Some records
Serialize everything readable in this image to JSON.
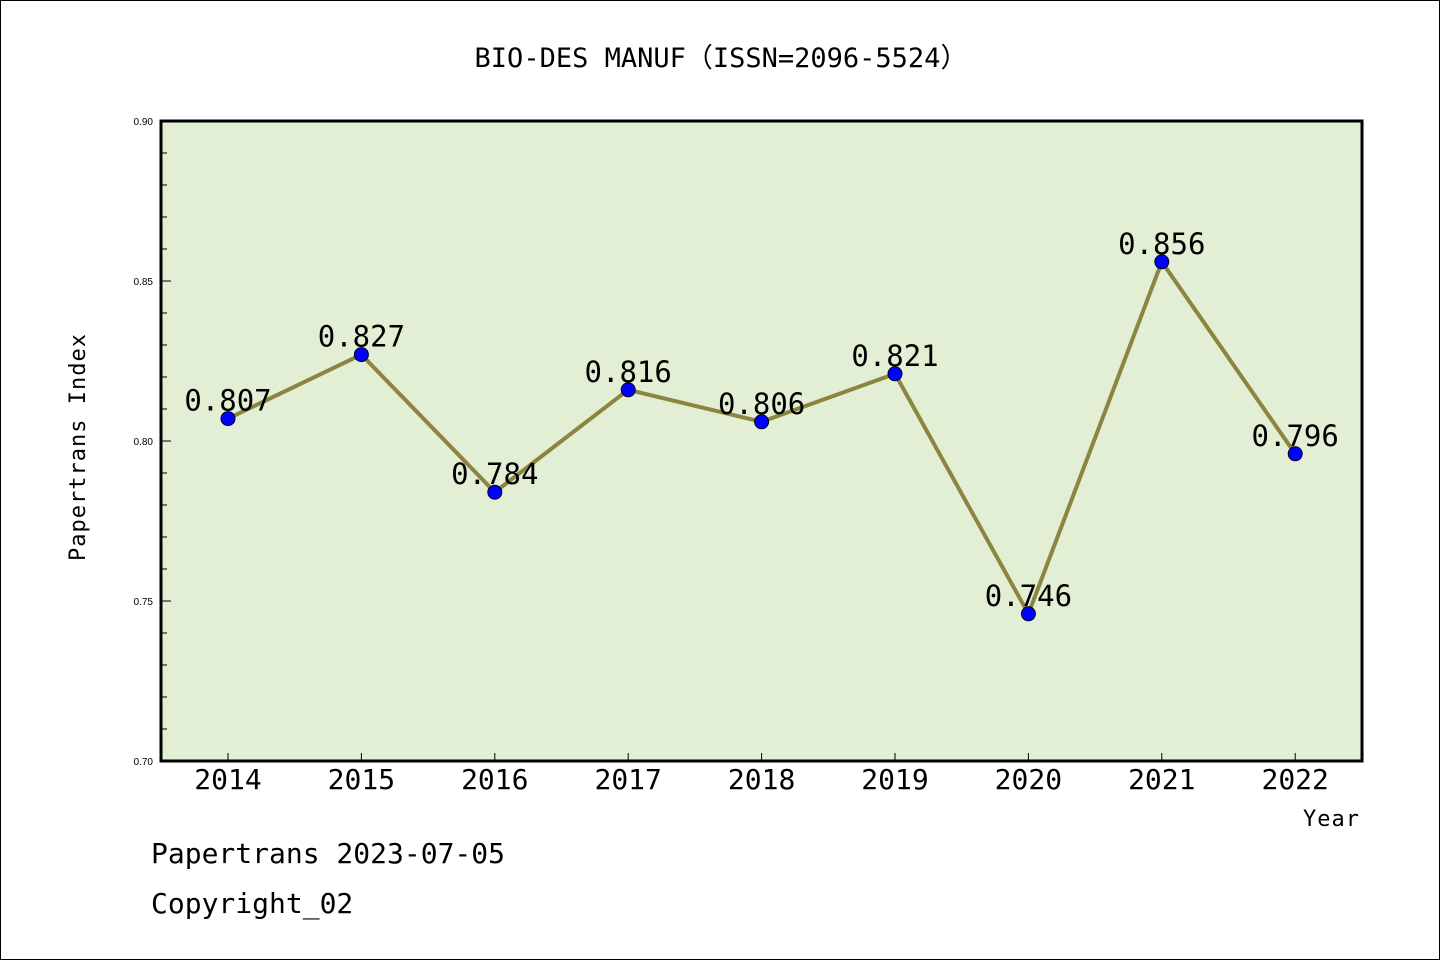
{
  "chart_data": {
    "type": "line",
    "title": "BIO-DES MANUF（ISSN=2096-5524）",
    "xlabel": "Year",
    "ylabel": "Papertrans Index",
    "categories": [
      "2014",
      "2015",
      "2016",
      "2017",
      "2018",
      "2019",
      "2020",
      "2021",
      "2022"
    ],
    "values": [
      0.807,
      0.827,
      0.784,
      0.816,
      0.806,
      0.821,
      0.746,
      0.856,
      0.796
    ],
    "data_labels": [
      "0.807",
      "0.827",
      "0.784",
      "0.816",
      "0.806",
      "0.821",
      "0.746",
      "0.856",
      "0.796"
    ],
    "ylim": [
      0.7,
      0.9
    ],
    "yticks": [
      0.7,
      0.75,
      0.8,
      0.85,
      0.9
    ],
    "ytick_labels": [
      "0.70",
      "0.75",
      "0.80",
      "0.85",
      "0.90"
    ],
    "y_minor_step": 0.01,
    "grid": false,
    "colors": {
      "plot_background": "#e2efd5",
      "line": "#8b8540",
      "marker": "#0000ff",
      "frame": "#000000"
    }
  },
  "footer": {
    "line1": "Papertrans 2023-07-05",
    "line2": "Copyright_02"
  }
}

**STATED TASK**
Each line of the data should be quoted exactly, with pictures left out.

**SOLUTION FOR THIS EXERCISE**
Serialize everything readable in this image to JSON.
{
  "chart_data": {
    "type": "line",
    "title": "BIO-DES MANUF（ISSN=2096-5524）",
    "xlabel": "Year",
    "ylabel": "Papertrans Index",
    "categories": [
      "2014",
      "2015",
      "2016",
      "2017",
      "2018",
      "2019",
      "2020",
      "2021",
      "2022"
    ],
    "values": [
      0.807,
      0.827,
      0.784,
      0.816,
      0.806,
      0.821,
      0.746,
      0.856,
      0.796
    ],
    "data_labels": [
      "0.807",
      "0.827",
      "0.784",
      "0.816",
      "0.806",
      "0.821",
      "0.746",
      "0.856",
      "0.796"
    ],
    "ylim": [
      0.7,
      0.9
    ],
    "yticks": [
      0.7,
      0.75,
      0.8,
      0.85,
      0.9
    ],
    "ytick_labels": [
      "0.70",
      "0.75",
      "0.80",
      "0.85",
      "0.90"
    ],
    "y_minor_step": 0.01,
    "grid": false,
    "colors": {
      "plot_background": "#e2efd5",
      "line": "#8b8540",
      "marker": "#0000ff",
      "frame": "#000000"
    }
  },
  "footer": {
    "line1": "Papertrans 2023-07-05",
    "line2": "Copyright_02"
  }
}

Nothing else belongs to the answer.